▶ [Aim of the exercise]:
Lines containing the word "JSON" are the ones to copy from the records below.

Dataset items
● ● ● ● ●

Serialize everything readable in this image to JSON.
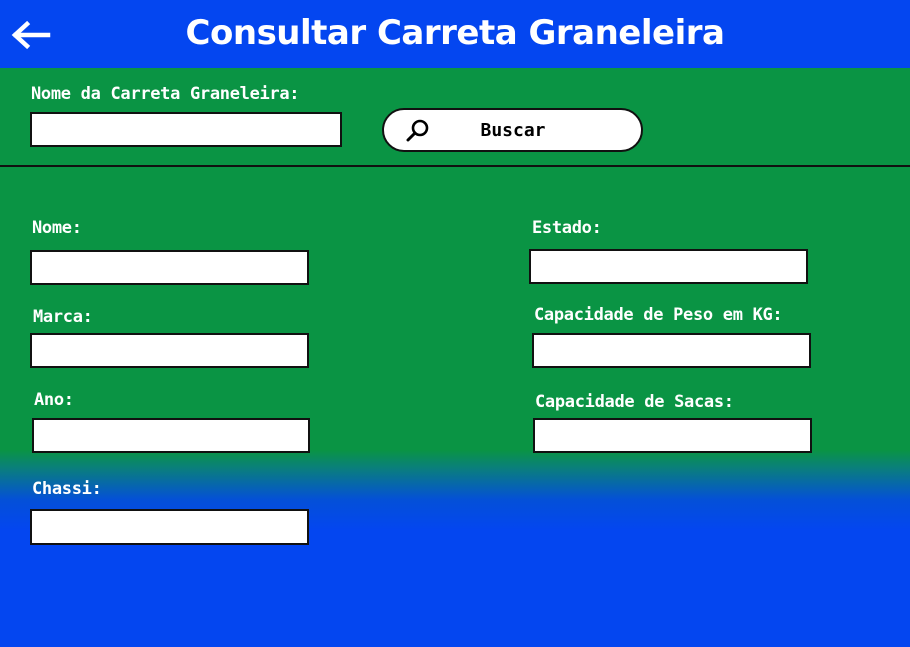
{
  "header": {
    "title": "Consultar Carreta Graneleira",
    "back_icon": "arrow-left-icon"
  },
  "search": {
    "label": "Nome da Carreta Graneleira:",
    "value": "",
    "button_label": "Buscar",
    "button_icon": "search-icon"
  },
  "form": {
    "nome": {
      "label": "Nome:",
      "value": ""
    },
    "marca": {
      "label": "Marca:",
      "value": ""
    },
    "ano": {
      "label": "Ano:",
      "value": ""
    },
    "chassi": {
      "label": "Chassi:",
      "value": ""
    },
    "estado": {
      "label": "Estado:",
      "value": ""
    },
    "capacidade_peso": {
      "label": "Capacidade de Peso em KG:",
      "value": ""
    },
    "capacidade_sacas": {
      "label": "Capacidade de Sacas:",
      "value": ""
    }
  },
  "colors": {
    "header_bg": "#0446f0",
    "body_green": "#0a9444",
    "body_blue": "#0446f0",
    "text": "#ffffff"
  }
}
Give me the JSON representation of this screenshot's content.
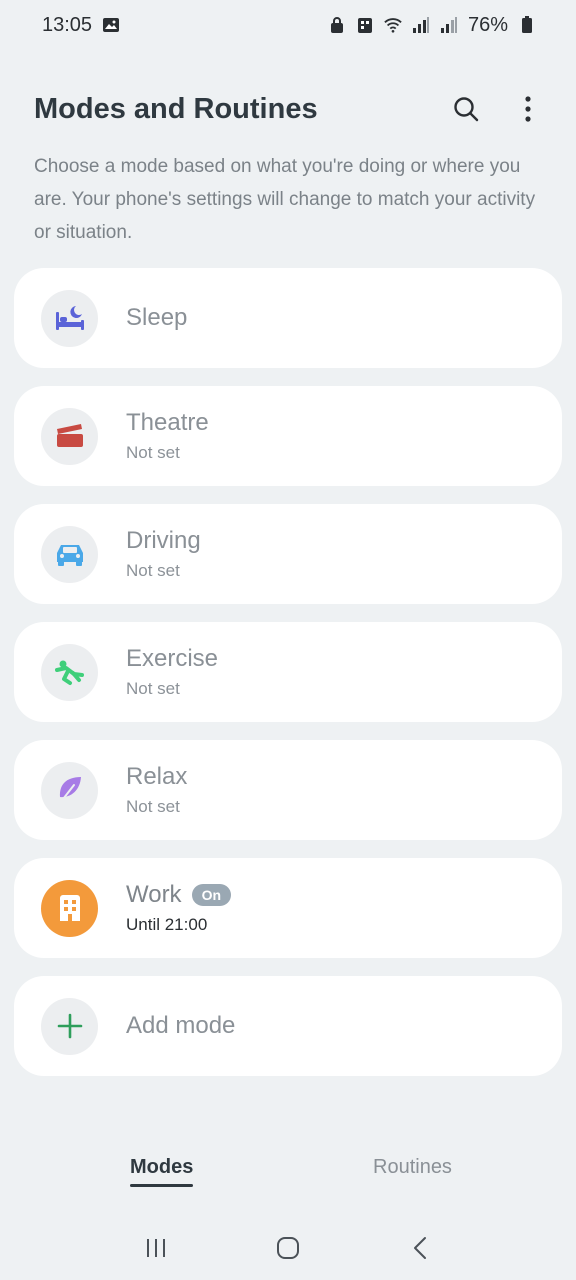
{
  "status_bar": {
    "time": "13:05",
    "battery_percent": "76%",
    "icons": [
      "image-icon",
      "lock-icon",
      "building-icon",
      "wifi-icon",
      "signal-icon",
      "signal-icon",
      "battery-icon"
    ]
  },
  "header": {
    "title": "Modes and Routines",
    "icons": [
      "search-icon",
      "more-vert-icon"
    ]
  },
  "description": "Choose a mode based on what you're doing or where you are. Your phone's settings will change to match your activity or situation.",
  "modes": [
    {
      "title": "Sleep",
      "subtitle": "",
      "icon": "bed-icon",
      "color": "#5a63d8"
    },
    {
      "title": "Theatre",
      "subtitle": "Not set",
      "icon": "clapperboard-icon",
      "color": "#c84a42"
    },
    {
      "title": "Driving",
      "subtitle": "Not set",
      "icon": "car-icon",
      "color": "#4aa8e8"
    },
    {
      "title": "Exercise",
      "subtitle": "Not set",
      "icon": "runner-icon",
      "color": "#3fcf7a"
    },
    {
      "title": "Relax",
      "subtitle": "Not set",
      "icon": "leaf-icon",
      "color": "#a77be6"
    },
    {
      "title": "Work",
      "subtitle": "Until 21:00",
      "badge": "On",
      "icon": "office-building-icon",
      "color": "#f39a3b"
    },
    {
      "title": "Add mode",
      "subtitle": "",
      "icon": "plus-icon",
      "color": "#2e9e5b"
    }
  ],
  "tabs": [
    {
      "label": "Modes",
      "selected": true
    },
    {
      "label": "Routines",
      "selected": false
    }
  ],
  "nav": [
    "recents-icon",
    "home-icon",
    "back-icon"
  ]
}
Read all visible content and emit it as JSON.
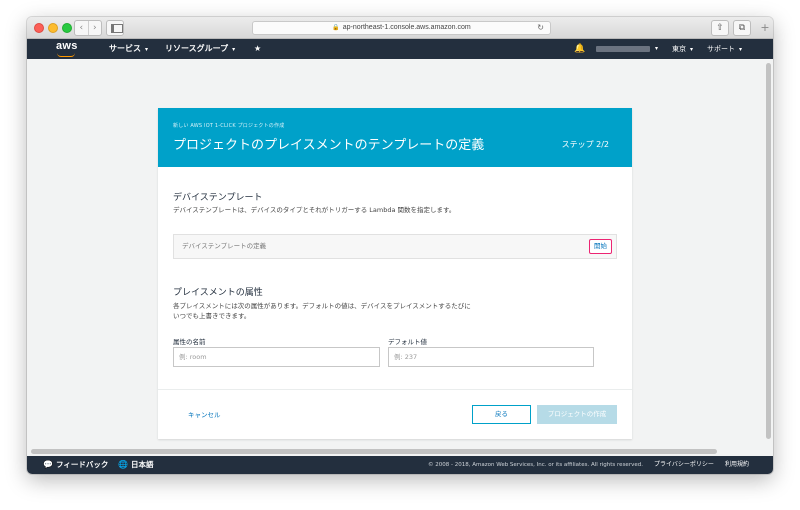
{
  "browser": {
    "address": "ap-northeast-1.console.aws.amazon.com",
    "lock_icon": "🔒",
    "reload_icon": "↻",
    "back_icon": "‹",
    "forward_icon": "›",
    "share_icon": "⇧",
    "tabs_icon": "⧉",
    "newtab_icon": "+"
  },
  "aws_nav": {
    "logo": "aws",
    "services": "サービス",
    "resource_groups": "リソースグループ",
    "caret": "▾",
    "pin_icon": "★",
    "bell_icon": "🔔",
    "region": "東京",
    "support": "サポート"
  },
  "header": {
    "breadcrumb": "新しい AWS IOT 1-CLICK プロジェクトの作成",
    "title": "プロジェクトのプレイスメントのテンプレートの定義",
    "step": "ステップ 2/2"
  },
  "device_template": {
    "title": "デバイステンプレート",
    "description": "デバイステンプレートは、デバイスのタイプとそれがトリガーする Lambda 関数を指定します。",
    "box_label": "デバイステンプレートの定義",
    "start_button": "開始"
  },
  "placement": {
    "title": "プレイスメントの属性",
    "description": "各プレイスメントには次の属性があります。デフォルトの値は、デバイスをプレイスメントするたびにいつでも上書きできます。",
    "attr_name_label": "属性の名前",
    "attr_name_placeholder": "例: room",
    "default_value_label": "デフォルト値",
    "default_value_placeholder": "例: 237"
  },
  "actions": {
    "cancel": "キャンセル",
    "back": "戻る",
    "create": "プロジェクトの作成"
  },
  "footer": {
    "feedback_icon": "💬",
    "feedback": "フィードバック",
    "globe_icon": "🌐",
    "language": "日本語",
    "copyright": "© 2008 - 2018, Amazon Web Services, Inc. or its affiliates. All rights reserved.",
    "privacy": "プライバシーポリシー",
    "terms": "利用規約"
  }
}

● ● ● ● ●

▶ [Exercise solution]:
Serialize everything readable in this image to JSON.
Give me the JSON representation of this screenshot's content.
Read all visible content and emit it as JSON.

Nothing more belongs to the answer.